/---
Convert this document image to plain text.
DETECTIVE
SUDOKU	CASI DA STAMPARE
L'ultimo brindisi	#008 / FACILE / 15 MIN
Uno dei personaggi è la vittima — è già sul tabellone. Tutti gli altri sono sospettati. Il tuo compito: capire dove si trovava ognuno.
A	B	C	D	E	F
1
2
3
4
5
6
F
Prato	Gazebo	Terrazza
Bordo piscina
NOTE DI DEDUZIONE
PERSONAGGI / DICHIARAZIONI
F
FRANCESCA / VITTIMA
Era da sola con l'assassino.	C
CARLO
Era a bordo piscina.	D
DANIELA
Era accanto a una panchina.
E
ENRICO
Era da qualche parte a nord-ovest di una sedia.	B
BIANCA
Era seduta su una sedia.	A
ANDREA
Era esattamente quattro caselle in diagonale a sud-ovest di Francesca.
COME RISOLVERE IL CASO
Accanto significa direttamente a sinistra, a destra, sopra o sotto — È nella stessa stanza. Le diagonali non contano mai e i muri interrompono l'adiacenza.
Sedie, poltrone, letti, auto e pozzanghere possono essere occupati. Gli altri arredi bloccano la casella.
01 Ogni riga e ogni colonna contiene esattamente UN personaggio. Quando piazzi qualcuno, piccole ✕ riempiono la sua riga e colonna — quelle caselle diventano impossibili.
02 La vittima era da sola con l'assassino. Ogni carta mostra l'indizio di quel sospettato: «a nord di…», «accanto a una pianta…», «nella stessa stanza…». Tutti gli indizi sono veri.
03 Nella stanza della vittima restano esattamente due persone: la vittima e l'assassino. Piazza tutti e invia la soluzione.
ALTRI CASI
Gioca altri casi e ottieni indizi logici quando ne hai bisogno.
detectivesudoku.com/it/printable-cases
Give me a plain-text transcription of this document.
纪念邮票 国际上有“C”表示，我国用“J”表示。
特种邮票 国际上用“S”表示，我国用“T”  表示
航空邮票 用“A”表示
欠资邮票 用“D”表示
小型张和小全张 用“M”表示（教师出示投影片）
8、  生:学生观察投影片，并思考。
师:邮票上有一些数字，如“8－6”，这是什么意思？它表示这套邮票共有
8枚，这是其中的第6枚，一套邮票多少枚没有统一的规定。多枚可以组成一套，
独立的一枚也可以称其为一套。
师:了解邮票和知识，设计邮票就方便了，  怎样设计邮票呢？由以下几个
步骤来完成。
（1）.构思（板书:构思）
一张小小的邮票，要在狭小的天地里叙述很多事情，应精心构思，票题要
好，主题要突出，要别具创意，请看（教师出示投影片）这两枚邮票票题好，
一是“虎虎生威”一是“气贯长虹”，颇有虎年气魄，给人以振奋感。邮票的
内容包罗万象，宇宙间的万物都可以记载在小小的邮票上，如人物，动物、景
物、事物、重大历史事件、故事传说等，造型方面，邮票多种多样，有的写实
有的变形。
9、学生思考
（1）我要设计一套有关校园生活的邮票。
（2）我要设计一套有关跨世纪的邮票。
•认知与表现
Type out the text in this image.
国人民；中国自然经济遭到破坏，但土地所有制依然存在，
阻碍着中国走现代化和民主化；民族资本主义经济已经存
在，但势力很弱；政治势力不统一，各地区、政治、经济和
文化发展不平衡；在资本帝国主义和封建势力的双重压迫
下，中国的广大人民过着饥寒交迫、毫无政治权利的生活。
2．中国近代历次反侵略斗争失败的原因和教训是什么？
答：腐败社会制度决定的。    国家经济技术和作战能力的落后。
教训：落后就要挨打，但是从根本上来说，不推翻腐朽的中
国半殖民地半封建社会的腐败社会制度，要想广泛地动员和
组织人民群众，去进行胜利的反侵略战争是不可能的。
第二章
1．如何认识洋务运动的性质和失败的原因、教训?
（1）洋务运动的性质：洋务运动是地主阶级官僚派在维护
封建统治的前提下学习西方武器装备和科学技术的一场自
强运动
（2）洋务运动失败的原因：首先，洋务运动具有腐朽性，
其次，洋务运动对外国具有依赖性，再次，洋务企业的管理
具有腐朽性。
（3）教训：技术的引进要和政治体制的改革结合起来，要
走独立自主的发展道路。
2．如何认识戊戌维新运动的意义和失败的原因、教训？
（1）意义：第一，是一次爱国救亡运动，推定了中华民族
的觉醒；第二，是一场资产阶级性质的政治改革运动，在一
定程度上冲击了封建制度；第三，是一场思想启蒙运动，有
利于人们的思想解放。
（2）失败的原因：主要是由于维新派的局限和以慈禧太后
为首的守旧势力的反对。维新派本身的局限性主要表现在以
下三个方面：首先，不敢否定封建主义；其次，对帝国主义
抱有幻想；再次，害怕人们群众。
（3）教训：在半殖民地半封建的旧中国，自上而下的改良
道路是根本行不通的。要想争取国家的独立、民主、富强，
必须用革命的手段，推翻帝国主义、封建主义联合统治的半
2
\---
[Task]: Set down all of the entries exactly, please.

[Worked answer]:
Convert this document image to plain text.
DETECTIVE
SUDOKU	CASI DA STAMPARE
L'ultimo brindisi	#008 / FACILE / 15 MIN
Uno dei personaggi è la vittima — è già sul tabellone. Tutti gli altri sono sospettati. Il tuo compito: capire dove si trovava ognuno.
A	B	C	D	E	F
1
2
3
4
5
6
F
Prato	Gazebo	Terrazza
Bordo piscina
NOTE DI DEDUZIONE
PERSONAGGI / DICHIARAZIONI
F
FRANCESCA / VITTIMA
Era da sola con l'assassino.	C
CARLO
Era a bordo piscina.	D
DANIELA
Era accanto a una panchina.
E
ENRICO
Era da qualche parte a nord-ovest di una sedia.	B
BIANCA
Era seduta su una sedia.	A
ANDREA
Era esattamente quattro caselle in diagonale a sud-ovest di Francesca.
COME RISOLVERE IL CASO
Accanto significa direttamente a sinistra, a destra, sopra o sotto — È nella stessa stanza. Le diagonali non contano mai e i muri interrompono l'adiacenza.
Sedie, poltrone, letti, auto e pozzanghere possono essere occupati. Gli altri arredi bloccano la casella.
01 Ogni riga e ogni colonna contiene esattamente UN personaggio. Quando piazzi qualcuno, piccole ✕ riempiono la sua riga e colonna — quelle caselle diventano impossibili.
02 La vittima era da sola con l'assassino. Ogni carta mostra l'indizio di quel sospettato: «a nord di…», «accanto a una pianta…», «nella stessa stanza…». Tutti gli indizi sono veri.
03 Nella stanza della vittima restano esattamente due persone: la vittima e l'assassino. Piazza tutti e invia la soluzione.
ALTRI CASI
Gioca altri casi e ottieni indizi logici quando ne hai bisogno.
detectivesudoku.com/it/printable-cases
Give me a plain-text transcription of this document.
纪念邮票 国际上有“C”表示，我国用“J”表示。
特种邮票 国际上用“S”表示，我国用“T”  表示
航空邮票 用“A”表示
欠资邮票 用“D”表示
小型张和小全张 用“M”表示（教师出示投影片）
8、  生:学生观察投影片，并思考。
师:邮票上有一些数字，如“8－6”，这是什么意思？它表示这套邮票共有
8枚，这是其中的第6枚，一套邮票多少枚没有统一的规定。多枚可以组成一套，
独立的一枚也可以称其为一套。
师:了解邮票和知识，设计邮票就方便了，  怎样设计邮票呢？由以下几个
步骤来完成。
（1）.构思（板书:构思）
一张小小的邮票，要在狭小的天地里叙述很多事情，应精心构思，票题要
好，主题要突出，要别具创意，请看（教师出示投影片）这两枚邮票票题好，
一是“虎虎生威”一是“气贯长虹”，颇有虎年气魄，给人以振奋感。邮票的
内容包罗万象，宇宙间的万物都可以记载在小小的邮票上，如人物，动物、景
物、事物、重大历史事件、故事传说等，造型方面，邮票多种多样，有的写实
有的变形。
9、学生思考
（1）我要设计一套有关校园生活的邮票。
（2）我要设计一套有关跨世纪的邮票。
•认知与表现
Type out the text in this image.
国人民；中国自然经济遭到破坏，但土地所有制依然存在，
阻碍着中国走现代化和民主化；民族资本主义经济已经存
在，但势力很弱；政治势力不统一，各地区、政治、经济和
文化发展不平衡；在资本帝国主义和封建势力的双重压迫
下，中国的广大人民过着饥寒交迫、毫无政治权利的生活。
2．中国近代历次反侵略斗争失败的原因和教训是什么？
答：腐败社会制度决定的。    国家经济技术和作战能力的落后。
教训：落后就要挨打，但是从根本上来说，不推翻腐朽的中
国半殖民地半封建社会的腐败社会制度，要想广泛地动员和
组织人民群众，去进行胜利的反侵略战争是不可能的。
第二章
1．如何认识洋务运动的性质和失败的原因、教训?
（1）洋务运动的性质：洋务运动是地主阶级官僚派在维护
封建统治的前提下学习西方武器装备和科学技术的一场自
强运动
（2）洋务运动失败的原因：首先，洋务运动具有腐朽性，
其次，洋务运动对外国具有依赖性，再次，洋务企业的管理
具有腐朽性。
（3）教训：技术的引进要和政治体制的改革结合起来，要
走独立自主的发展道路。
2．如何认识戊戌维新运动的意义和失败的原因、教训？
（1）意义：第一，是一次爱国救亡运动，推定了中华民族
的觉醒；第二，是一场资产阶级性质的政治改革运动，在一
定程度上冲击了封建制度；第三，是一场思想启蒙运动，有
利于人们的思想解放。
（2）失败的原因：主要是由于维新派的局限和以慈禧太后
为首的守旧势力的反对。维新派本身的局限性主要表现在以
下三个方面：首先，不敢否定封建主义；其次，对帝国主义
抱有幻想；再次，害怕人们群众。
（3）教训：在半殖民地半封建的旧中国，自上而下的改良
道路是根本行不通的。要想争取国家的独立、民主、富强，
必须用革命的手段，推翻帝国主义、封建主义联合统治的半
2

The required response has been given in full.